Organizations are eager to harness AI but projects are often scoped around vague ambitions or "shiny" capabilities rather than delivering specific business value. Successful AI transformation begins with identifying the challenges—what's not working and why? Challenges can be identified in both internal and external processes.
Here's the catch: everyone has to be on the same page. A unified discovery approach ensures you don't miss high-impact opportunities and establishes a repeatable playbook for scaling AI across your organization.
Key Insight
AI transformation is not a matter of technology alone—it starts with discovering the most valuable use cases for your organization.
Internal Challenges
Automating back-office processes, employee workflows, knowledge management, and operational efficiency
External Challenges
Enhancing digital products, customer support, personalization, and engagement across apps, websites, and service channels
The Unified Use Case Discovery Framework
There are five key steps to help you and your team identify use cases for AI transformation. This systematic approach ensures you capture both internal and external opportunities while maintaining focus on business value.
01
Establish Processes
Set up the right team and documentation approach
02
Brain Dump Ideas
Collect all potential use cases across domains
03
Map Journeys
Visualize customer and business workflows
04
Capture Details
Document structured use case information
05
Prioritize Holistically
Evaluate impact, feasibility, and strategic alignment
Step 1: Establish Processes
Collecting the use cases is really only half the story. Understanding how to go about getting the inputs needed is the other half. Setting up the right processes ensures you capture valuable insights from across your organization.
Invite the Right Mix of People
Product, business, tech, support, marketing, and—for external use cases—customers.
Encourage Storytelling
Ask for real examples, "a day in the life," and what "great" would look like.
Use a Template
Provide a worksheet or digital form for each use case.
Push for Specificity
Avoid vague or generic descriptions—get to the real workflow, queries, and desired outcomes. Make sure this is all clearly documented!
Document Nuance
Capture a summary of the potential unwritten rules, workarounds, and best practices that you'll need to fully document if the project goes into implementation.
Step 2: Brain Dump Ideas Into Internal and External Buckets
Throw out ideas and see what sticks. Think both broadly and specifically, and don't be afraid to share. As you and your team toss ideas out, start bucketing these use cases across two main domains.
Internal Processes
Consider repetitive, rules-driven tasks that are creating bottlenecks and slowing processes:
Contract review
HR onboarding
Invoice processing
Compliance checks
External Processes
Reflect on how customers interact with your business:
Customer support
Intelligent search
Digital onboarding
Product recommendations
In-app assistants
Pro Tip: For product enhancements that are external-facing, think about a wishlist. What would you like your product to one day be able to do? Consider the product from the customer perspective and their experience.
Step 3: Map the Customer Journey and Business Processes
Now, map out the external and internal journeys and identify where use cases from step two could fit within these journeys. This visualization helps you see opportunities and friction points clearly.
1
First Interaction
How customers discover your company
2
Onboarding
New customer setup and initial experience
3
Engagement
Ongoing product usage and interaction
4
Support
Customer service touchpoints
5
Retention
Continued value and loyalty
Mapping Internal Processes
For internal use cases it's a bit different. Rather than having to guess where points of friction may be, you have the answers at your fingertips. Talk to various teams to understand where they could use automation or are needing efficiency improvements.

> Data extract
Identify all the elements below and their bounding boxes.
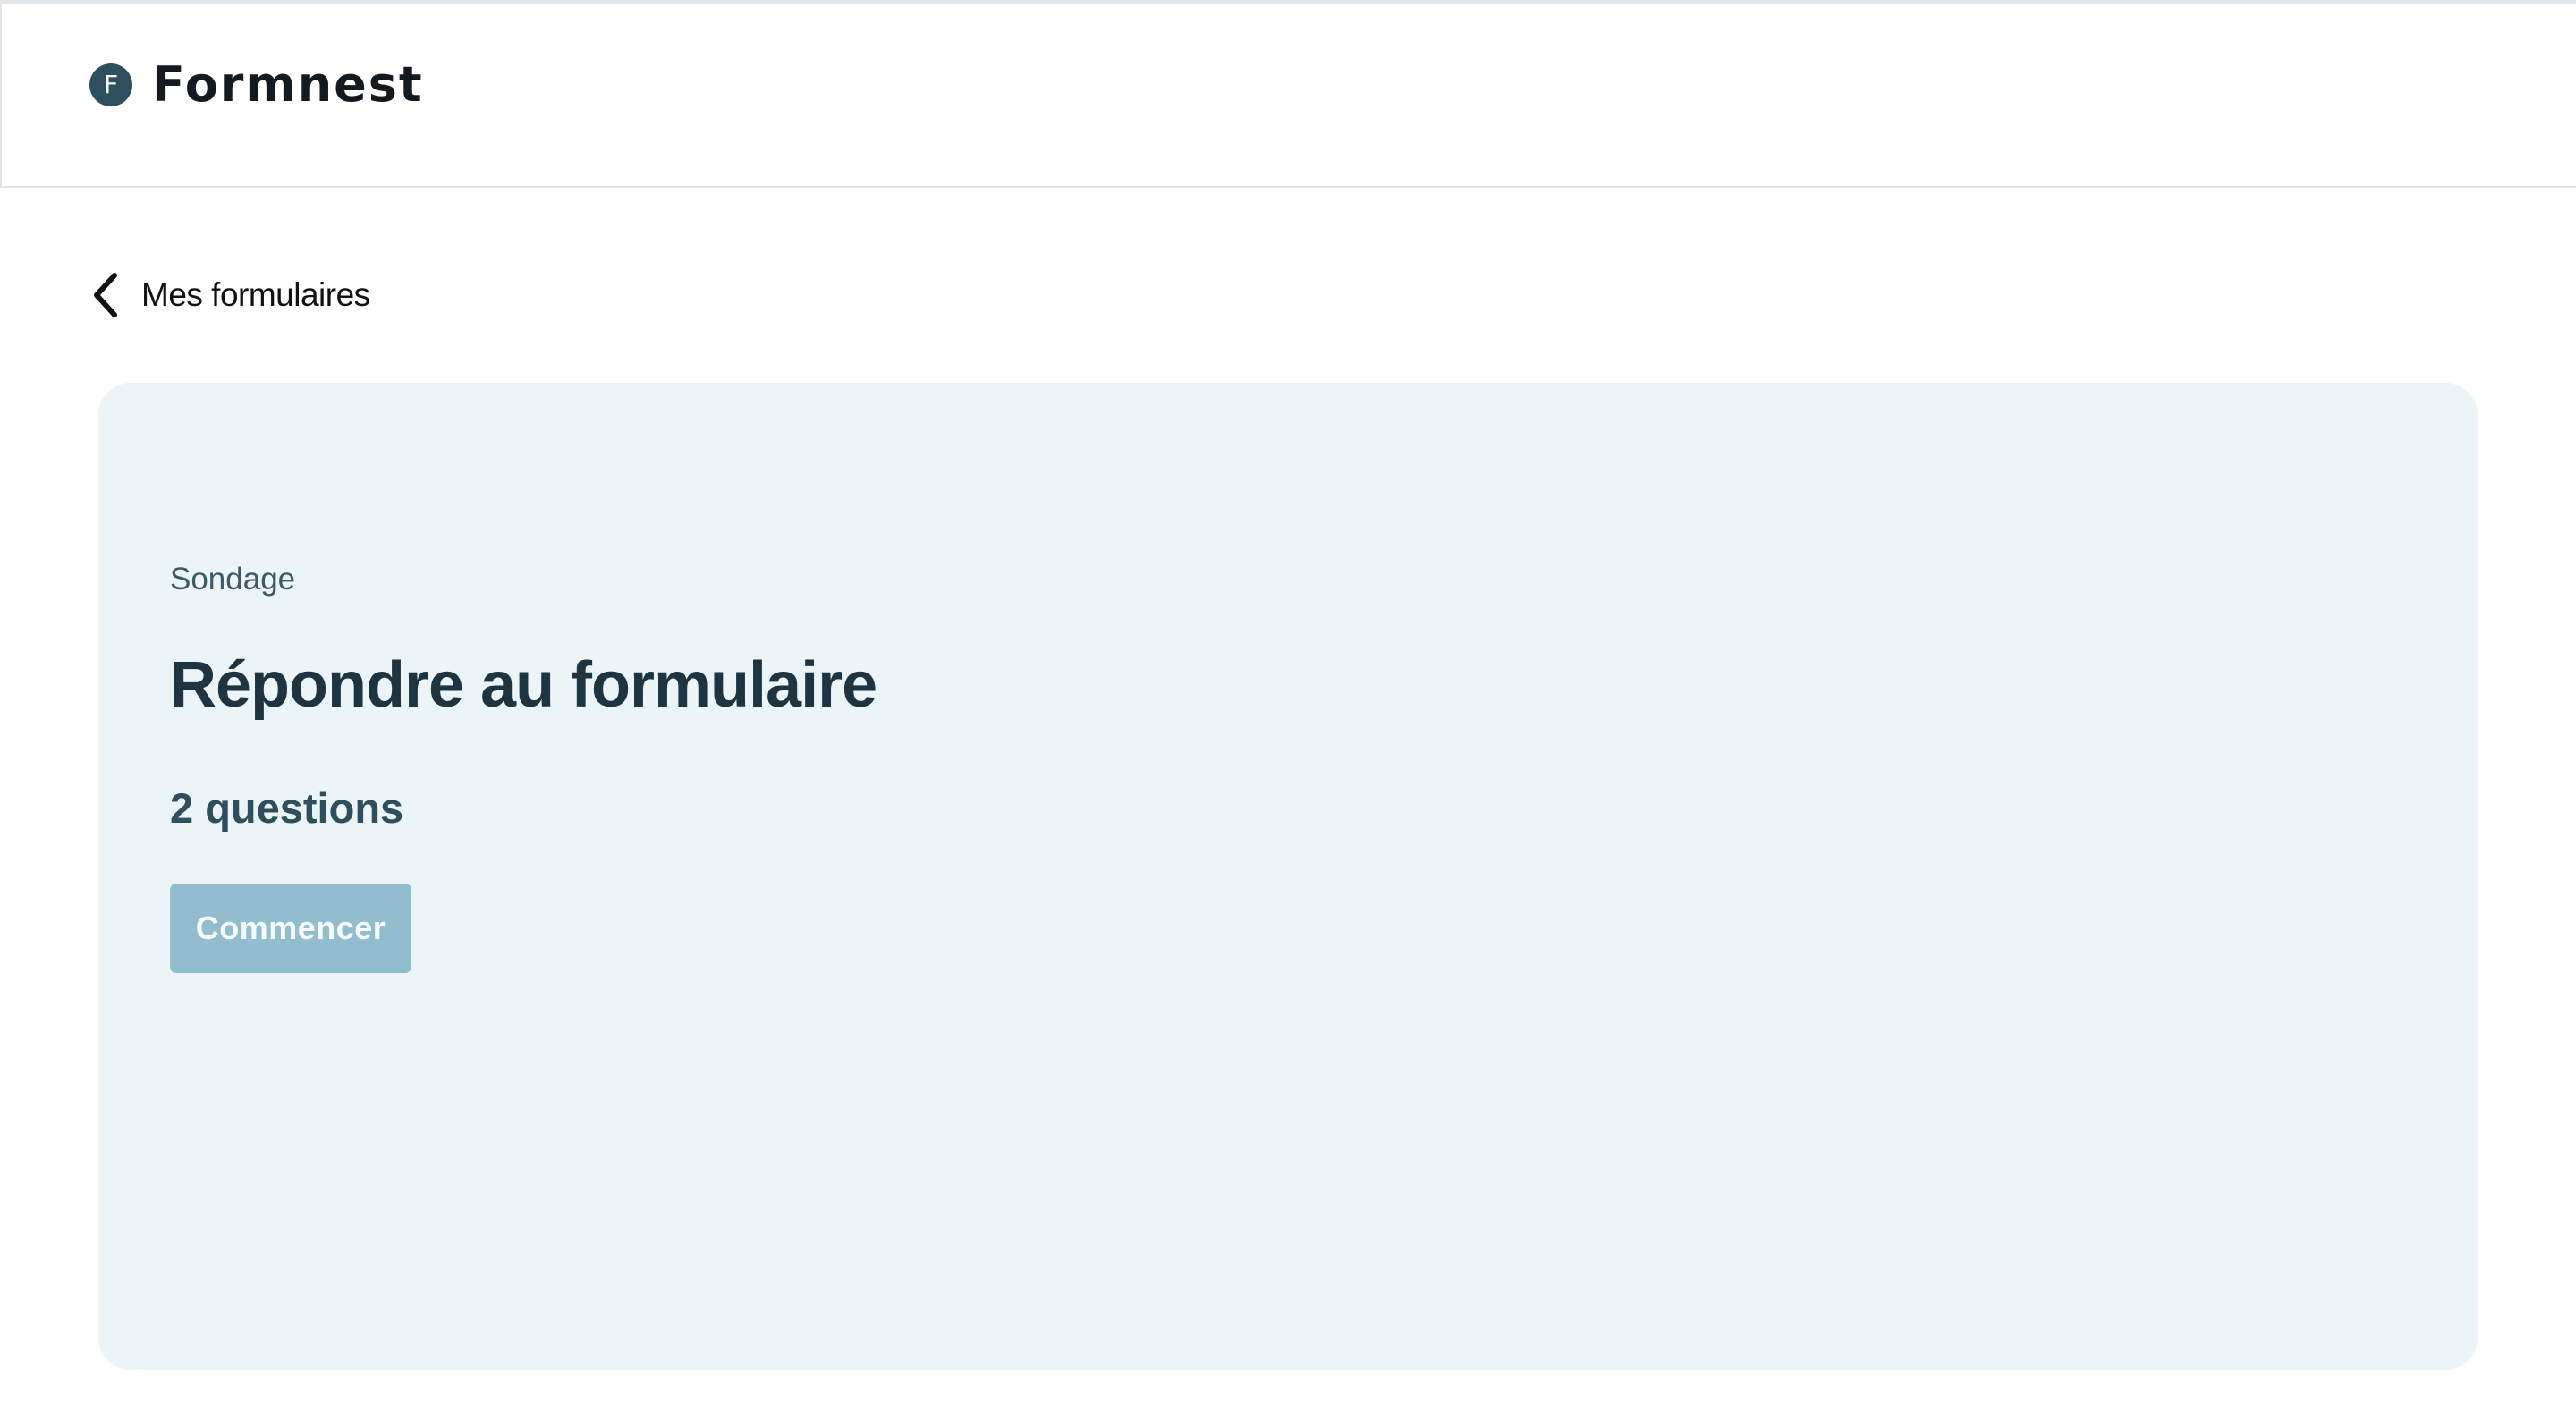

> Directions for this task
Reproduce everything from "Invite the Right" down to "all clearly documented!" in the AI use case discovery guide, swapping "worksheet" for "checklist". The data has no connection to the AI use case discovery guide.

> Response below
Invite the Right Mix of People
Product, business, tech, support, marketing, and—for external use cases—customers.
Encourage Storytelling
Ask for real examples, "a day in the life," and what "great" would look like.
Use a Template
Provide a checklist or digital form for each use case.
Push for Specificity
Avoid vague or generic descriptions—get to the real workflow, queries, and desired outcomes. Make sure this is all clearly documented!